**TASK OBJECTIVE:**
Give only the number of lines in the data that contain the word "phase".

Stored items

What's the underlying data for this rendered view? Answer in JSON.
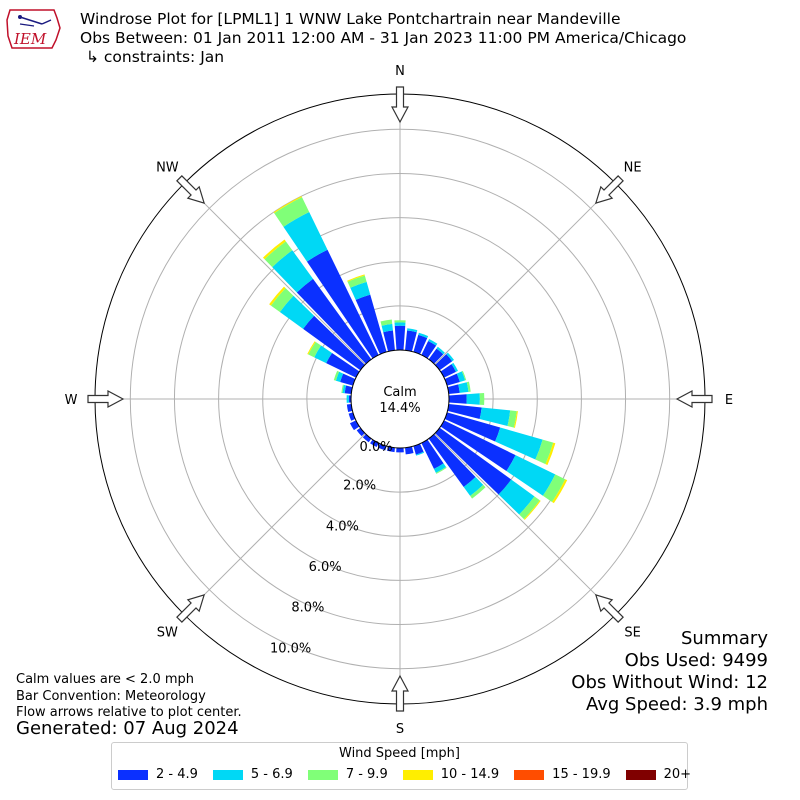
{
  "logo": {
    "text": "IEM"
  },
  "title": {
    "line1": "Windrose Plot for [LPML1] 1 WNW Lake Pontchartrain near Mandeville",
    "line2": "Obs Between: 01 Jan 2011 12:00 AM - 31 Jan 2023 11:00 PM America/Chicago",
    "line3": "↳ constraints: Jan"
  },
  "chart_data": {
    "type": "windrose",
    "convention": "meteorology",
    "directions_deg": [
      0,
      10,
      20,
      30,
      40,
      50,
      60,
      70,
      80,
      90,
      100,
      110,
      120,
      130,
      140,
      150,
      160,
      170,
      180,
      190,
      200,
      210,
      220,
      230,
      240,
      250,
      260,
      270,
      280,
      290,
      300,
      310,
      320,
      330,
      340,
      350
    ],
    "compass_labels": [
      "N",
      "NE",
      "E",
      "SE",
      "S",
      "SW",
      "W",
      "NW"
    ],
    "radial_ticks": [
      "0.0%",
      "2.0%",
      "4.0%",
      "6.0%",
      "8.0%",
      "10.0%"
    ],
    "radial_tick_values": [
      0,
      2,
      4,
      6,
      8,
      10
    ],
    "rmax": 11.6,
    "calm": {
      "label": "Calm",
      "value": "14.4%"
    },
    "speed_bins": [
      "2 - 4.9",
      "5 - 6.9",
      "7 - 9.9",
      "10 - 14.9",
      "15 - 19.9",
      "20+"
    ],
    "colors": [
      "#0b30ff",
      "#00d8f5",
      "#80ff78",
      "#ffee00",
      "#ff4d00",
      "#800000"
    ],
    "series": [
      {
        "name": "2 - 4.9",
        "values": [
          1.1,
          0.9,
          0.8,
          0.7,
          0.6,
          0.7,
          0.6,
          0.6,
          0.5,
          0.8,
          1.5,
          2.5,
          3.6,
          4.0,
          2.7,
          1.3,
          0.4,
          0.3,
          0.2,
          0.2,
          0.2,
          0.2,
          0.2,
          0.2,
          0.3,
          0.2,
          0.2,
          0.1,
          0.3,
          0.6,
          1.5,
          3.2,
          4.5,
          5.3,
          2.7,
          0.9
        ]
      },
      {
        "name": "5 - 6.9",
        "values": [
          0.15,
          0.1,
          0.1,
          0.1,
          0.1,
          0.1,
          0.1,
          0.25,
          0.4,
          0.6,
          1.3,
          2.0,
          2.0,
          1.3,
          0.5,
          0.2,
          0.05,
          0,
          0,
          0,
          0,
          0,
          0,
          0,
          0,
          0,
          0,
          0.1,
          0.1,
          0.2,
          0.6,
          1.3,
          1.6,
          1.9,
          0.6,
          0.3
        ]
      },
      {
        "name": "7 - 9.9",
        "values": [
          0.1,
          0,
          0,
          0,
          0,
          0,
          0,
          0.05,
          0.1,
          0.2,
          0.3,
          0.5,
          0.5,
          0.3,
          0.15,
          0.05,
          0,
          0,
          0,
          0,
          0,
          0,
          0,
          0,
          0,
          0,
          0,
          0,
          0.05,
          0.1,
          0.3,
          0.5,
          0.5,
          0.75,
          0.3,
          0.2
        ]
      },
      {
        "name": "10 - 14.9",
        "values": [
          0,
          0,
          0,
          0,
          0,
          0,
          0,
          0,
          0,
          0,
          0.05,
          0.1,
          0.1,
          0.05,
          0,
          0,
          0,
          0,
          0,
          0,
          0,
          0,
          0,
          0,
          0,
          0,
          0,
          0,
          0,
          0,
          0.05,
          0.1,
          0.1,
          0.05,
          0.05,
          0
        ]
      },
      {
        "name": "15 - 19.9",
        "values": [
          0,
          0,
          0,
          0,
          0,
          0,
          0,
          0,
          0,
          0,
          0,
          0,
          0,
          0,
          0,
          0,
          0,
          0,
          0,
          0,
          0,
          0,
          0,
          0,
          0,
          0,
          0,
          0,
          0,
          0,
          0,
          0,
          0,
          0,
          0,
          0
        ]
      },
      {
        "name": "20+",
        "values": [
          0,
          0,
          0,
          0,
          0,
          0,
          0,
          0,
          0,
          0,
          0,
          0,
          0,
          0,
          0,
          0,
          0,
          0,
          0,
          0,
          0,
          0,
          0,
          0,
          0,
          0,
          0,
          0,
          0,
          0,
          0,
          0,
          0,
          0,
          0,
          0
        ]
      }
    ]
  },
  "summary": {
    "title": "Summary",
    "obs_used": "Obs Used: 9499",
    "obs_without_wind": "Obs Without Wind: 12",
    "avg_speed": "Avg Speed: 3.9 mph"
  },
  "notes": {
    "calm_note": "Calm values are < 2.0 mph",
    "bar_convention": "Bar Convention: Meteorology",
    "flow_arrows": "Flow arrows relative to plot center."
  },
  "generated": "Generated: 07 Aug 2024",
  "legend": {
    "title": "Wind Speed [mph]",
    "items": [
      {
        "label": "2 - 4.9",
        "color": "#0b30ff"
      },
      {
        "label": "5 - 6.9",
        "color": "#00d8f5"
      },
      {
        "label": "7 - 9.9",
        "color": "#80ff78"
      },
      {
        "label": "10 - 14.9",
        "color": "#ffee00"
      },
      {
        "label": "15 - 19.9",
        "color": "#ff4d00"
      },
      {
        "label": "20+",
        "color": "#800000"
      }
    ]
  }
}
==
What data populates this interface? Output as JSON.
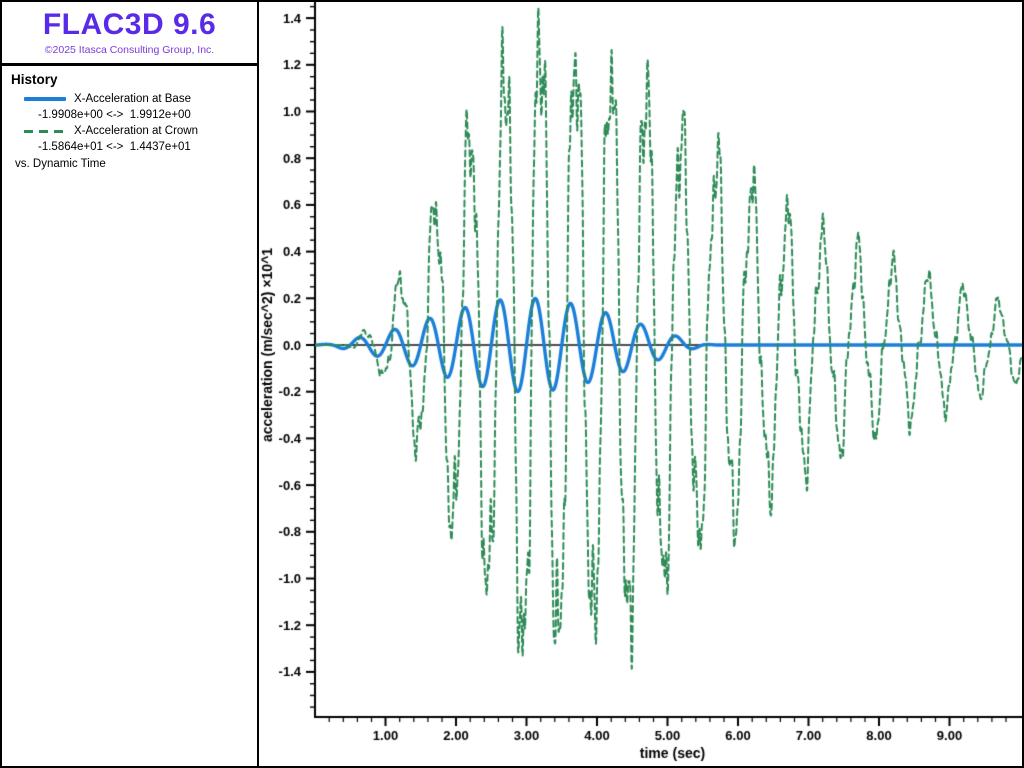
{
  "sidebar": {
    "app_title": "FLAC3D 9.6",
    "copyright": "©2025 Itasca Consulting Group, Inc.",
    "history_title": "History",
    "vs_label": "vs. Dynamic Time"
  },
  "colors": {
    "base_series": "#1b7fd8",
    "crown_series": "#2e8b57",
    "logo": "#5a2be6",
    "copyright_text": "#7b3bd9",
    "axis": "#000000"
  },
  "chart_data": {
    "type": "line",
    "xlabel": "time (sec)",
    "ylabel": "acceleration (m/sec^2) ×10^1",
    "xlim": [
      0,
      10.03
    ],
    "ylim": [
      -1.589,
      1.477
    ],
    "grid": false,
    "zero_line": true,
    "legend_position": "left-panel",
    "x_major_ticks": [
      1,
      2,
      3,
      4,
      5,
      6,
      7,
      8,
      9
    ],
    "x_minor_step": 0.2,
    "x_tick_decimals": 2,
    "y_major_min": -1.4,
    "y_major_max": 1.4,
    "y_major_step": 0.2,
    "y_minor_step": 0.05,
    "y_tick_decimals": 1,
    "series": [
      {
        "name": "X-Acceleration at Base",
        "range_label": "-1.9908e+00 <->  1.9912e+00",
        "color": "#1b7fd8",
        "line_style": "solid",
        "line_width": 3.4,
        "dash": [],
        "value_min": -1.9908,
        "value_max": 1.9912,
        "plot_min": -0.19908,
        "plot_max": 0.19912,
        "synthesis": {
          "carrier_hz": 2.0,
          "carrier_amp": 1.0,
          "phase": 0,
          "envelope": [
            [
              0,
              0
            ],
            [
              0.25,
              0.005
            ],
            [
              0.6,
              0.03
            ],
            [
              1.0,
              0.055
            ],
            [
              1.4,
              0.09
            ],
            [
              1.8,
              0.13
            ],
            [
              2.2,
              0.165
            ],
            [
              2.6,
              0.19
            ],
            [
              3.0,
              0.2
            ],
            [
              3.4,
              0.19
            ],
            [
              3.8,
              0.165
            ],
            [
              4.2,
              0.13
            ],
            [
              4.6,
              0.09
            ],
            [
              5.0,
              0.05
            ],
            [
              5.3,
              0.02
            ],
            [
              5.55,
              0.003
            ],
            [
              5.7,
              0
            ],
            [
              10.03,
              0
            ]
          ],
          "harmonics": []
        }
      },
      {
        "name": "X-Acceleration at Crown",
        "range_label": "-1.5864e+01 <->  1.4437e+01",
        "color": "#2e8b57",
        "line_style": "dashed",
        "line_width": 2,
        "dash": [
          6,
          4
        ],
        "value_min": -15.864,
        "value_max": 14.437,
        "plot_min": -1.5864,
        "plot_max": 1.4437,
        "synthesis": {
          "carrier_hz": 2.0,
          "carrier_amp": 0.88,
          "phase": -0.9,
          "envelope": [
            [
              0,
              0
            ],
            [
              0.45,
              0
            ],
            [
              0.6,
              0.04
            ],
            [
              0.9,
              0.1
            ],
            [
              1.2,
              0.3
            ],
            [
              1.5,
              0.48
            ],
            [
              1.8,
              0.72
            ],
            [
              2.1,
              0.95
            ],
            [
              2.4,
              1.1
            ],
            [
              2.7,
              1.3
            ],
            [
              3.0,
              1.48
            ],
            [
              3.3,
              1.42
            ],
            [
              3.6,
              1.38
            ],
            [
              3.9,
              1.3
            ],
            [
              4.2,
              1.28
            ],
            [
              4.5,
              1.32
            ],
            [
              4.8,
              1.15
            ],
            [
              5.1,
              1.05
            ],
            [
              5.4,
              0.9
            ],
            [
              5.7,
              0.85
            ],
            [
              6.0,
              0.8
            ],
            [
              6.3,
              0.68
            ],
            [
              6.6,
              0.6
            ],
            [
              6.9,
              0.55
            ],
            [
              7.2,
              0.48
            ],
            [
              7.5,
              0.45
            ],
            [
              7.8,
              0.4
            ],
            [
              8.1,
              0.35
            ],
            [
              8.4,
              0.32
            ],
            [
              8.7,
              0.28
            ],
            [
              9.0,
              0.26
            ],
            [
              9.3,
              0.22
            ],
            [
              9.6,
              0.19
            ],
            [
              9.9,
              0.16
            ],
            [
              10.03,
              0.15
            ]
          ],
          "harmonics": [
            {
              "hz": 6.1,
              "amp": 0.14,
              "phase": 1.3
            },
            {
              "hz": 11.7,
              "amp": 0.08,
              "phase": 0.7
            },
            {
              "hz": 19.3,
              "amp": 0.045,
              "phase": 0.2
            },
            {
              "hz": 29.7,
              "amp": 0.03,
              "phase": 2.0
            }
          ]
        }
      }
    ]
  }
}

**TASK RESULT:**
6